What is required ->
What follows is a listing; restate every line of it word for word.
*** Information shown
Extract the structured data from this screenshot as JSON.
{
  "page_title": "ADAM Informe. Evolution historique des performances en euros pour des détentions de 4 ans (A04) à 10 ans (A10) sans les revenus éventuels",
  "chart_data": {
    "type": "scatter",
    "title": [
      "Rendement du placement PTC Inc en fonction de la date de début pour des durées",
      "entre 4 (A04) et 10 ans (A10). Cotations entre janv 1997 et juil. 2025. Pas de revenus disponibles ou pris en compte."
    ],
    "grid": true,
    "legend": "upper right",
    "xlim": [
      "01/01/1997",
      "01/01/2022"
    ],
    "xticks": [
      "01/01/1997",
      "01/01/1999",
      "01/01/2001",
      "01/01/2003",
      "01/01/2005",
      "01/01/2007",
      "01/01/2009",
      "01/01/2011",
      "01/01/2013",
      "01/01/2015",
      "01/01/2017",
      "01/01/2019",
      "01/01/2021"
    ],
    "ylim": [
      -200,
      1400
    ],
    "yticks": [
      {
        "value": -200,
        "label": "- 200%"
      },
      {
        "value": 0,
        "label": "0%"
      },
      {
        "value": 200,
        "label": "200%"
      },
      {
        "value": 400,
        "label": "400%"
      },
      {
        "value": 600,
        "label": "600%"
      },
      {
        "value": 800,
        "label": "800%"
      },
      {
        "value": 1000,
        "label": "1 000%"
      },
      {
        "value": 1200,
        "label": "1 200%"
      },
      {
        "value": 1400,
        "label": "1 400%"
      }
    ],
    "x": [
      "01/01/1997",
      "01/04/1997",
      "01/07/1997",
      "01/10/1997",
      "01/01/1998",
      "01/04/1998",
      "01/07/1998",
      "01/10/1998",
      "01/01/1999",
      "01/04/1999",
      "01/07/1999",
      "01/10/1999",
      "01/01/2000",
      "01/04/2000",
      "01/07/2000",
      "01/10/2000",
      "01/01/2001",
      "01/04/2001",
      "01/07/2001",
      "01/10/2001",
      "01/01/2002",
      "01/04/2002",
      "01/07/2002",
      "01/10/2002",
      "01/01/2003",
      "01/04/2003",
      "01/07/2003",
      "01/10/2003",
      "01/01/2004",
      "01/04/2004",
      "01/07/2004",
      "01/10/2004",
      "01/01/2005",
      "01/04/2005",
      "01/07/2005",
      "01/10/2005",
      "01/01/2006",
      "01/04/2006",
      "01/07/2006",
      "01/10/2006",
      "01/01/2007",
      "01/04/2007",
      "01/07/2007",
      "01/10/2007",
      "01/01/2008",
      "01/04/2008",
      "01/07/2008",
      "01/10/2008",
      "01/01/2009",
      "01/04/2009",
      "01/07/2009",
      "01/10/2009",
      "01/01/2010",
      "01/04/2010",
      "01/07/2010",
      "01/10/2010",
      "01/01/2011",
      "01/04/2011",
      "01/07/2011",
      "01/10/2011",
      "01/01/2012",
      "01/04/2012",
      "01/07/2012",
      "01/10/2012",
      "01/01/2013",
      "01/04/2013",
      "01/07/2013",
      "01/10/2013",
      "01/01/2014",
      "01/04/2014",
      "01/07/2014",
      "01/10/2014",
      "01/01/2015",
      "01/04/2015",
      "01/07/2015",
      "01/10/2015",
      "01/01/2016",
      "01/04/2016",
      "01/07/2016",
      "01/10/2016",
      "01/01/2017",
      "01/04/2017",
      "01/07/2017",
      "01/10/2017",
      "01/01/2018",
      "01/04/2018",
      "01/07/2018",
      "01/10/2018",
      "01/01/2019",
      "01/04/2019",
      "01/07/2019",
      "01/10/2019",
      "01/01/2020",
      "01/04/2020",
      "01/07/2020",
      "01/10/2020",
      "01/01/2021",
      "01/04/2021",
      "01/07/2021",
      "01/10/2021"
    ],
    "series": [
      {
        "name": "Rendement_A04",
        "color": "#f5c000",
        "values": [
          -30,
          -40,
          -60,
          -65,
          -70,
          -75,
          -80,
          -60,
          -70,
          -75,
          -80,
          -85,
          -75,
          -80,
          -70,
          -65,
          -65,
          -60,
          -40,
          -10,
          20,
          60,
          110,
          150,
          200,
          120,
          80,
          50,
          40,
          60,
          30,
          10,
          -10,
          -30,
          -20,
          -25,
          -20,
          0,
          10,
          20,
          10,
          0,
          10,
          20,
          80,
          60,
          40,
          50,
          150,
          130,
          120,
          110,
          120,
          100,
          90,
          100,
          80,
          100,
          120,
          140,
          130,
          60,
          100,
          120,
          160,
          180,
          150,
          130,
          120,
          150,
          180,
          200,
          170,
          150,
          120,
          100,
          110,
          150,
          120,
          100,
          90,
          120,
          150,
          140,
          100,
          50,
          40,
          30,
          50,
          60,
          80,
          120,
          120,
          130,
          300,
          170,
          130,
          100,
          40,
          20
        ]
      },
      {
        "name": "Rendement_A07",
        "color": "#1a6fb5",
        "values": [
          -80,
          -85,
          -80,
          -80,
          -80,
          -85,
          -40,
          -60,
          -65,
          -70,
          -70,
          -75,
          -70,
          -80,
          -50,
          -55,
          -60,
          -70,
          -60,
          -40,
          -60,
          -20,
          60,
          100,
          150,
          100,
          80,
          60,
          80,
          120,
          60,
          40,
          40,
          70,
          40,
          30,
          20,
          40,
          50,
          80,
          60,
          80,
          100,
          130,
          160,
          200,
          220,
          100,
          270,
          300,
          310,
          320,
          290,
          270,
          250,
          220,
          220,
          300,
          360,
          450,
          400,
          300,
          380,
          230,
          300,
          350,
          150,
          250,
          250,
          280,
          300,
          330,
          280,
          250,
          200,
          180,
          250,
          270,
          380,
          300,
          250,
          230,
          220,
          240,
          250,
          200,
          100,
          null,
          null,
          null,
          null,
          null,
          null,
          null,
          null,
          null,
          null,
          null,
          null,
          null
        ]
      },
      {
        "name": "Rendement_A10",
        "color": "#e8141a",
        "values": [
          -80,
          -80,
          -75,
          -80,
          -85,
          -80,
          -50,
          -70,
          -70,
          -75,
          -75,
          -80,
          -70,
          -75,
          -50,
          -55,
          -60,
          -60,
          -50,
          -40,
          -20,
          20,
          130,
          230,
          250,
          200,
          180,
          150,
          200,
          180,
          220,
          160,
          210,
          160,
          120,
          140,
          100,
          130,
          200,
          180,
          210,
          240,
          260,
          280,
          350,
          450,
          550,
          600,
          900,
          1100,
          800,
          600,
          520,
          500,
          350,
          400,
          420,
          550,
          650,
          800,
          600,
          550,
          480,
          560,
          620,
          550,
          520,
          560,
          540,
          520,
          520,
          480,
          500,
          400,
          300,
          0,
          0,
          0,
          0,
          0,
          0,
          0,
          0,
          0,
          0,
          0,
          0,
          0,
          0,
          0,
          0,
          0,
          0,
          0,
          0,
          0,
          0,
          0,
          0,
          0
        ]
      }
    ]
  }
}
******
Correct response ->
Extract the structured data from this screenshot as JSON.
{
  "page_title": "ADAM Informe. Evolution historique des performances en euros pour des détentions de 4 ans (A04) à 10 ans (A10) sans les revenus éventuels",
  "chart_data": {
    "type": "scatter",
    "title": [
      "Rendement du placement PTC Inc en fonction de la date de début pour des durées",
      "entre 4 (A04) et 10 ans (A10). Cotations entre janv 1997 et juil. 2025. Pas de revenus disponibles ou pris en compte."
    ],
    "grid": true,
    "legend": "upper right",
    "xlim": [
      "01/01/1997",
      "01/01/2022"
    ],
    "xticks": [
      "01/01/1997",
      "01/01/1999",
      "01/01/2001",
      "01/01/2003",
      "01/01/2005",
      "01/01/2007",
      "01/01/2009",
      "01/01/2011",
      "01/01/2013",
      "01/01/2015",
      "01/01/2017",
      "01/01/2019",
      "01/01/2021"
    ],
    "ylim": [
      -200,
      1400
    ],
    "yticks": [
      {
        "value": -200,
        "label": "- 200%"
      },
      {
        "value": 0,
        "label": "0%"
      },
      {
        "value": 200,
        "label": "200%"
      },
      {
        "value": 400,
        "label": "400%"
      },
      {
        "value": 600,
        "label": "600%"
      },
      {
        "value": 800,
        "label": "800%"
      },
      {
        "value": 1000,
        "label": "1 000%"
      },
      {
        "value": 1200,
        "label": "1 200%"
      },
      {
        "value": 1400,
        "label": "1 400%"
      }
    ],
    "x": [
      "01/01/1997",
      "01/04/1997",
      "01/07/1997",
      "01/10/1997",
      "01/01/1998",
      "01/04/1998",
      "01/07/1998",
      "01/10/1998",
      "01/01/1999",
      "01/04/1999",
      "01/07/1999",
      "01/10/1999",
      "01/01/2000",
      "01/04/2000",
      "01/07/2000",
      "01/10/2000",
      "01/01/2001",
      "01/04/2001",
      "01/07/2001",
      "01/10/2001",
      "01/01/2002",
      "01/04/2002",
      "01/07/2002",
      "01/10/2002",
      "01/01/2003",
      "01/04/2003",
      "01/07/2003",
      "01/10/2003",
      "01/01/2004",
      "01/04/2004",
      "01/07/2004",
      "01/10/2004",
      "01/01/2005",
      "01/04/2005",
      "01/07/2005",
      "01/10/2005",
      "01/01/2006",
      "01/04/2006",
      "01/07/2006",
      "01/10/2006",
      "01/01/2007",
      "01/04/2007",
      "01/07/2007",
      "01/10/2007",
      "01/01/2008",
      "01/04/2008",
      "01/07/2008",
      "01/10/2008",
      "01/01/2009",
      "01/04/2009",
      "01/07/2009",
      "01/10/2009",
      "01/01/2010",
      "01/04/2010",
      "01/07/2010",
      "01/10/2010",
      "01/01/2011",
      "01/04/2011",
      "01/07/2011",
      "01/10/2011",
      "01/01/2012",
      "01/04/2012",
      "01/07/2012",
      "01/10/2012",
      "01/01/2013",
      "01/04/2013",
      "01/07/2013",
      "01/10/2013",
      "01/01/2014",
      "01/04/2014",
      "01/07/2014",
      "01/10/2014",
      "01/01/2015",
      "01/04/2015",
      "01/07/2015",
      "01/10/2015",
      "01/01/2016",
      "01/04/2016",
      "01/07/2016",
      "01/10/2016",
      "01/01/2017",
      "01/04/2017",
      "01/07/2017",
      "01/10/2017",
      "01/01/2018",
      "01/04/2018",
      "01/07/2018",
      "01/10/2018",
      "01/01/2019",
      "01/04/2019",
      "01/07/2019",
      "01/10/2019",
      "01/01/2020",
      "01/04/2020",
      "01/07/2020",
      "01/10/2020",
      "01/01/2021",
      "01/04/2021",
      "01/07/2021",
      "01/10/2021"
    ],
    "series": [
      {
        "name": "Rendement_A04",
        "color": "#f5c000",
        "values": [
          -30,
          -40,
          -60,
          -65,
          -70,
          -75,
          -80,
          -60,
          -70,
          -75,
          -80,
          -85,
          -75,
          -80,
          -70,
          -65,
          -65,
          -60,
          -40,
          -10,
          20,
          60,
          110,
          150,
          200,
          120,
          80,
          50,
          40,
          60,
          30,
          10,
          -10,
          -30,
          -20,
          -25,
          -20,
          0,
          10,
          20,
          10,
          0,
          10,
          20,
          80,
          60,
          40,
          50,
          150,
          130,
          120,
          110,
          120,
          100,
          90,
          100,
          80,
          100,
          120,
          140,
          130,
          60,
          100,
          120,
          160,
          180,
          150,
          130,
          120,
          150,
          180,
          200,
          170,
          150,
          120,
          100,
          110,
          150,
          120,
          100,
          90,
          120,
          150,
          140,
          100,
          50,
          40,
          30,
          50,
          60,
          80,
          120,
          120,
          130,
          300,
          170,
          130,
          100,
          40,
          20
        ]
      },
      {
        "name": "Rendement_A07",
        "color": "#1a6fb5",
        "values": [
          -80,
          -85,
          -80,
          -80,
          -80,
          -85,
          -40,
          -60,
          -65,
          -70,
          -70,
          -75,
          -70,
          -80,
          -50,
          -55,
          -60,
          -70,
          -60,
          -40,
          -60,
          -20,
          60,
          100,
          150,
          100,
          80,
          60,
          80,
          120,
          60,
          40,
          40,
          70,
          40,
          30,
          20,
          40,
          50,
          80,
          60,
          80,
          100,
          130,
          160,
          200,
          220,
          100,
          270,
          300,
          310,
          320,
          290,
          270,
          250,
          220,
          220,
          300,
          360,
          450,
          400,
          300,
          380,
          230,
          300,
          350,
          150,
          250,
          250,
          280,
          300,
          330,
          280,
          250,
          200,
          180,
          250,
          270,
          380,
          300,
          250,
          230,
          220,
          240,
          250,
          200,
          100,
          null,
          null,
          null,
          null,
          null,
          null,
          null,
          null,
          null,
          null,
          null,
          null,
          null
        ]
      },
      {
        "name": "Rendement_A10",
        "color": "#e8141a",
        "values": [
          -80,
          -80,
          -75,
          -80,
          -85,
          -80,
          -50,
          -70,
          -70,
          -75,
          -75,
          -80,
          -70,
          -75,
          -50,
          -55,
          -60,
          -60,
          -50,
          -40,
          -20,
          20,
          130,
          230,
          250,
          200,
          180,
          150,
          200,
          180,
          220,
          160,
          210,
          160,
          120,
          140,
          100,
          130,
          200,
          180,
          210,
          240,
          260,
          280,
          350,
          450,
          550,
          600,
          900,
          1100,
          800,
          600,
          520,
          500,
          350,
          400,
          420,
          550,
          650,
          800,
          600,
          550,
          480,
          560,
          620,
          550,
          520,
          560,
          540,
          520,
          520,
          480,
          500,
          400,
          300,
          0,
          0,
          0,
          0,
          0,
          0,
          0,
          0,
          0,
          0,
          0,
          0,
          0,
          0,
          0,
          0,
          0,
          0,
          0,
          0,
          0,
          0,
          0,
          0,
          0
        ]
      }
    ]
  }
}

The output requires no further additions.